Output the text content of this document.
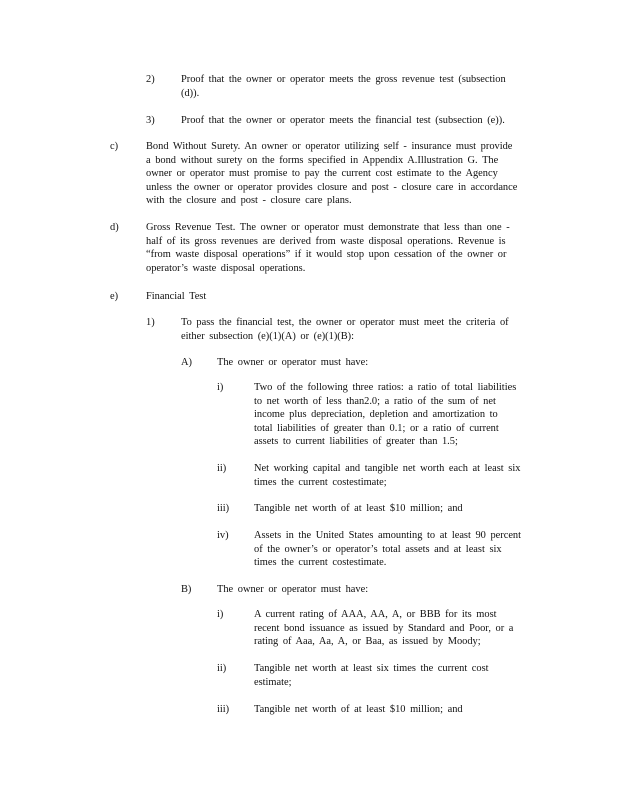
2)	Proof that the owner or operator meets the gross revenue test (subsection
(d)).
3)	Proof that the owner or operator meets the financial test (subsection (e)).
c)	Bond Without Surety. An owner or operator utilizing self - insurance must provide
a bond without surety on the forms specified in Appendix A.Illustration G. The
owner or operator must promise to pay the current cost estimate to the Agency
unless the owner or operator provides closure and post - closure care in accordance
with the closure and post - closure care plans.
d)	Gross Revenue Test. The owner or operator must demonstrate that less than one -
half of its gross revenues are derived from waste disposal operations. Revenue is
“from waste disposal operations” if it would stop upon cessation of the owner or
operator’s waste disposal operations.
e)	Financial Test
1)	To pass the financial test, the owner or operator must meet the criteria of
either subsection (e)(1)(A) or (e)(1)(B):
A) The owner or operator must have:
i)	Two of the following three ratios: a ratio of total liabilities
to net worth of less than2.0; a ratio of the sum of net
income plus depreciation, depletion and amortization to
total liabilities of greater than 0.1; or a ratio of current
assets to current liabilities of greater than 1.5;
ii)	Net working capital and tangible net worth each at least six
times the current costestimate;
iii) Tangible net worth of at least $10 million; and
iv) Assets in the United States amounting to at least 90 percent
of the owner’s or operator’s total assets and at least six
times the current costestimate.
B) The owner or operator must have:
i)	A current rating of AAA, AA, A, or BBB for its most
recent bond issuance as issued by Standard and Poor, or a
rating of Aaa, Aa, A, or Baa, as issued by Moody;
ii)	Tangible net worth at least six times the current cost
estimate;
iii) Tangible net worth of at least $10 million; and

--

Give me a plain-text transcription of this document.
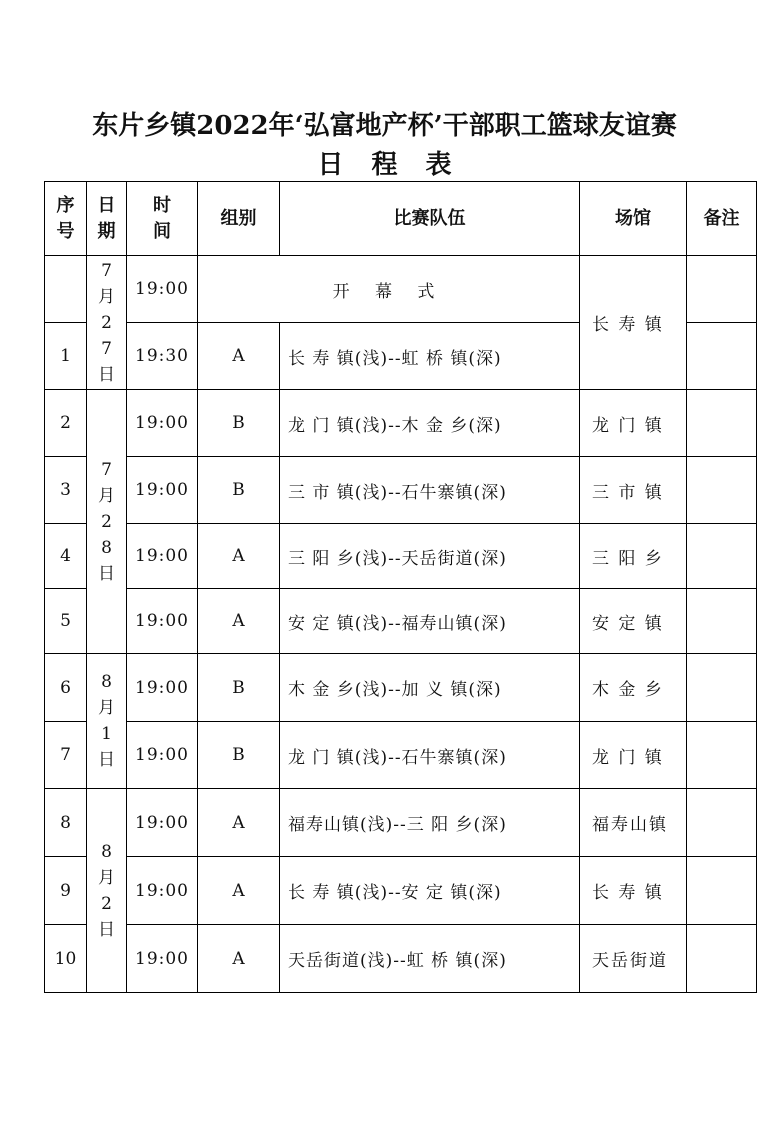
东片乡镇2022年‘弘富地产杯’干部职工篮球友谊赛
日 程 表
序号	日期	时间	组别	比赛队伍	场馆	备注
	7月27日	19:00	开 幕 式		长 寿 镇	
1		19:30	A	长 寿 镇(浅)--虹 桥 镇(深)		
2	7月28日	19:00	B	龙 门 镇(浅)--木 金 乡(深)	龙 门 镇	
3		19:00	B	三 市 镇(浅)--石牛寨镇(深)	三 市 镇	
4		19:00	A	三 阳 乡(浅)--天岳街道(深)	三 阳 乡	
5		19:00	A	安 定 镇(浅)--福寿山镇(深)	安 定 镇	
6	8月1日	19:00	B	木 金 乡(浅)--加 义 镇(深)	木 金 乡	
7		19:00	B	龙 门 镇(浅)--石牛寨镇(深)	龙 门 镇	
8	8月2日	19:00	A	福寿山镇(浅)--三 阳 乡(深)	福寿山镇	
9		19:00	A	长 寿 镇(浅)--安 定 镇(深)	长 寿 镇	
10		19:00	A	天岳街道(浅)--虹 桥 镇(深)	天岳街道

==

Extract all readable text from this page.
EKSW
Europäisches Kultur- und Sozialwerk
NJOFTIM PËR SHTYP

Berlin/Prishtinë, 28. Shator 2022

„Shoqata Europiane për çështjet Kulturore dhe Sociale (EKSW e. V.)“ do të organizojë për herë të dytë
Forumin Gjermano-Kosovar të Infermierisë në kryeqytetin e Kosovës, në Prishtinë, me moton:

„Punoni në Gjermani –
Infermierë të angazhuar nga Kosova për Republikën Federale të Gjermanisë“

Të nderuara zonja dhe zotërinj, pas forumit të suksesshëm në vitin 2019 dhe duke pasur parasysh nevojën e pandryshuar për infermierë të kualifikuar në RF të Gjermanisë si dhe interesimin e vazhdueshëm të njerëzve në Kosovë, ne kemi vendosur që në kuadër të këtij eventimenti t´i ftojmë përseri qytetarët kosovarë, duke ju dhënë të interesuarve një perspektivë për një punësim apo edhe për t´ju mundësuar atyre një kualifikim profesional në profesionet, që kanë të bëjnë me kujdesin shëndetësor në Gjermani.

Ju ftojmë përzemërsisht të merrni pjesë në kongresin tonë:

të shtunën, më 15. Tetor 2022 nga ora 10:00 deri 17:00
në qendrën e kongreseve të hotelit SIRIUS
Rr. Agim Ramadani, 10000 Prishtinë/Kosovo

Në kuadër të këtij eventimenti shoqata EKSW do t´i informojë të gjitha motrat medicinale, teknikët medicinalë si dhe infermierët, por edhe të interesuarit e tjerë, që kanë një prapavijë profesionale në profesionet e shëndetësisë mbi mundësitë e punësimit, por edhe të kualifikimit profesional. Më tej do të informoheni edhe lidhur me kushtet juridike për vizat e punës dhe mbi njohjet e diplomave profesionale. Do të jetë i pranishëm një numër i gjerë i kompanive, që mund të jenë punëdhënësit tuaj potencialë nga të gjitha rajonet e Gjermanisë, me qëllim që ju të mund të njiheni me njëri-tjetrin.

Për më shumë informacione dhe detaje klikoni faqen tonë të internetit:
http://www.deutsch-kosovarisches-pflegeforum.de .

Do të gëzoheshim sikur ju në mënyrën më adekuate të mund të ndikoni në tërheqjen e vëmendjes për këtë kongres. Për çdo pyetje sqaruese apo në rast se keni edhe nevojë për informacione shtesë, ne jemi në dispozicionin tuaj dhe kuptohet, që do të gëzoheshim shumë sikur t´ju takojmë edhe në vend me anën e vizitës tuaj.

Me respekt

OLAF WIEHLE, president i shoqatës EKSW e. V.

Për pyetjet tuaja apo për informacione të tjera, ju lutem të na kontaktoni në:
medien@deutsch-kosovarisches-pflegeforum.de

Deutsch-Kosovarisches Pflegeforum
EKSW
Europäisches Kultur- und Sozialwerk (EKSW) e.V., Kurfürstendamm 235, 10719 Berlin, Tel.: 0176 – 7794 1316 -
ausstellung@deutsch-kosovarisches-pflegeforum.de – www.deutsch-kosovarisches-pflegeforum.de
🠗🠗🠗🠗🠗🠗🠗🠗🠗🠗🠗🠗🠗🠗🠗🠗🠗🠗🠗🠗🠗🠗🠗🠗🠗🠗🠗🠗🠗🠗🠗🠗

§ **Description of the task**
Extract every line of the records above that contains the word "least".

§ **Problem solution**
ii)	Net working capital and tangible net worth each at least six
iii) Tangible net worth of at least $10 million; and
iv) Assets in the United States amounting to at least 90 percent
of the owner’s or operator’s total assets and at least six
ii)	Tangible net worth at least six times the current cost
iii) Tangible net worth of at least $10 million; and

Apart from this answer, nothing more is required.